** PROMPT **
In the account of a day of Japanese culture below, translate the sentence "When I emerged I was given a beautiful midnight blue yukata with pink blooms." into German.

** DOCUMENT EXCERPT **
A yukata is a summer kimono.

Last sunday I went to my supervisors mother in law for a day of japanese culture.

It was quite remarkable!

I arrived at the house and was whisked into the shower. When I emerged I was given a beautiful midnight blue yukata with pink blooms. The family asked if I was tired, which I was and the layed a futon out for me on the enclosed porch. I lay down and fell asleep with a view of mountains and rice paddies before me. utterly idyllic.

When i woke up the family had set up all the bits and bobs necessary for a small tea ceremony in the living area - a very japanese style room with screen doors, tatami mats, a low table surrounded by cushions and, behind one door the family shrine. Above the shrine are pictures of the deceased old folk in the family.

The tea we drank is made from a lime green powder that lookslike wasabi. you place two spoons in a bowl with a long stemmed bamboo spoon and then with a larger wooden ladle you take one spoon of water from a poitjie. all the stuff is layed out on the tatami so the process is done kneeling. the tea comes out bitter and frothy like cappucino foam. to soften the flavour you eat little blocks of ssweet gritty purple jelly. kind of like that spanish persimmon stuff. tres yum.

the tea stuff was then cleared away and my supervisors sister in law brought out sheets of delicate oragami paper in an array of sorbet colours. she taught me to fold a crane. it is very complicated and the final flourish involves pulling two triangular sticky out bits that turn out to be the wings. as you pull the centre puffs up with air and all of a sudden rather than a crumpled bit of paper you have a delicate little bird. these were the cranes that Sadako folded while sick with A bomb leukemia and they have become synonymous with peace and the bomb. On the following wednesday I took my little purple crane to the Sadako memorial in Hiroshima and placed among the hundreds of thousands of others that people lay at the foot of the monument.

** ENTRIES PROVIDED **
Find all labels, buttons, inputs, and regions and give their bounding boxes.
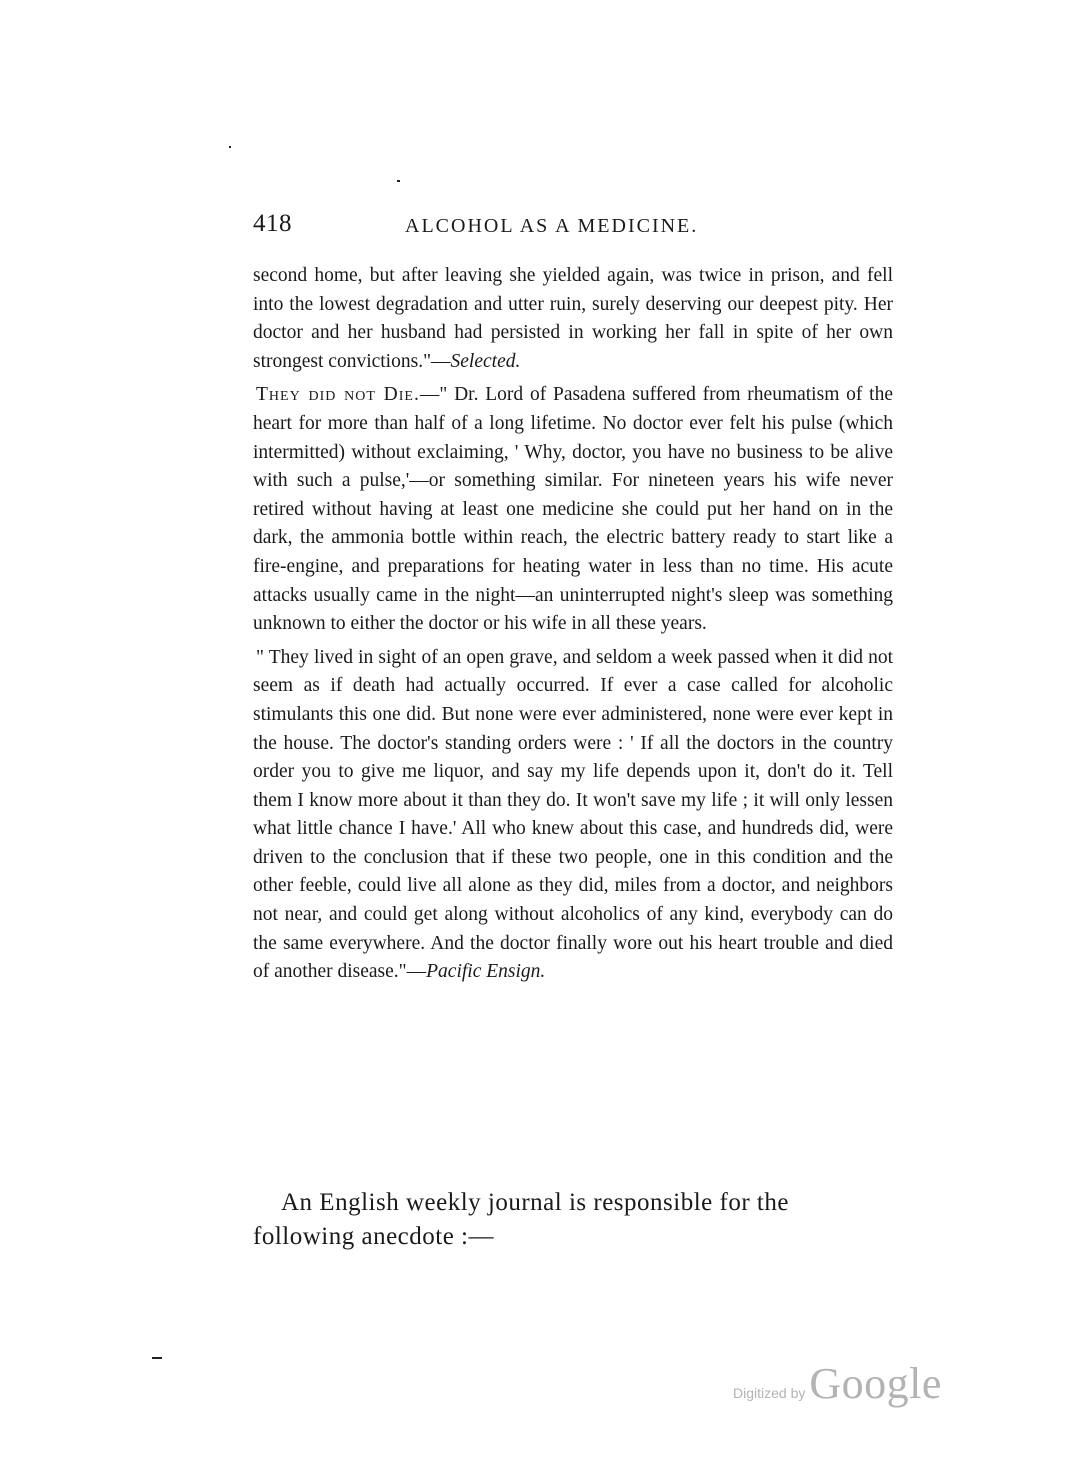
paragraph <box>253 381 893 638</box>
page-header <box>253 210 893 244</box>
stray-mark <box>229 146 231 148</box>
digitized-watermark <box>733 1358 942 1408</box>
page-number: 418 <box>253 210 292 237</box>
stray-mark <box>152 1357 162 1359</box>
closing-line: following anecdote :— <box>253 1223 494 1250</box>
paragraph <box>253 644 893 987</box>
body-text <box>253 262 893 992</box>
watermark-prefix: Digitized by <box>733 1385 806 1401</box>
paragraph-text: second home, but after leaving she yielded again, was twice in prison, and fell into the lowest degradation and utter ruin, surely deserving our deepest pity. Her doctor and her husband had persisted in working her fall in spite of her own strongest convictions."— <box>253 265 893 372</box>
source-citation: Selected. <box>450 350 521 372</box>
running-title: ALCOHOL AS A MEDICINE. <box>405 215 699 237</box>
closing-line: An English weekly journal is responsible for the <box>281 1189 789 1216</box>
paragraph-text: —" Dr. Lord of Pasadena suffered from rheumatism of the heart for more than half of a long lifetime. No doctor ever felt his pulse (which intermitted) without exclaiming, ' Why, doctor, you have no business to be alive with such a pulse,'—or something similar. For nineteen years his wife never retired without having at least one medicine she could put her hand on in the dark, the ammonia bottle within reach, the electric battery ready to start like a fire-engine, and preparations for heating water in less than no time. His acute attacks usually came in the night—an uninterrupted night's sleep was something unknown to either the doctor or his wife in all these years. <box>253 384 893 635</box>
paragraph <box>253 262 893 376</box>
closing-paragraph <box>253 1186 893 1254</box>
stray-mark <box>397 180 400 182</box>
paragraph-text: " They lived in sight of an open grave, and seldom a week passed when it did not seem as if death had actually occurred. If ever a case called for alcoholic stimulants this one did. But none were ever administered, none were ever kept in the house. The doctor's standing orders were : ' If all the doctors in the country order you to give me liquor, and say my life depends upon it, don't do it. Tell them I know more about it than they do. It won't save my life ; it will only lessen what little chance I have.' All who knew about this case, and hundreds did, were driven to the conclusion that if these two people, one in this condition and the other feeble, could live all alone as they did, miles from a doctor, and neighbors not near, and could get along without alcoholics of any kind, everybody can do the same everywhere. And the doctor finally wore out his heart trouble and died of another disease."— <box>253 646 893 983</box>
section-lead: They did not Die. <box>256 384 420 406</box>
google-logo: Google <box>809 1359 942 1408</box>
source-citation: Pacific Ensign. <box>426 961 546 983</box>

** RESPONSE TO THE TASK **
Als ich herauskam, bekam ich einen wunderschönen mitternachtsblauen Yukata mit rosa Blüten.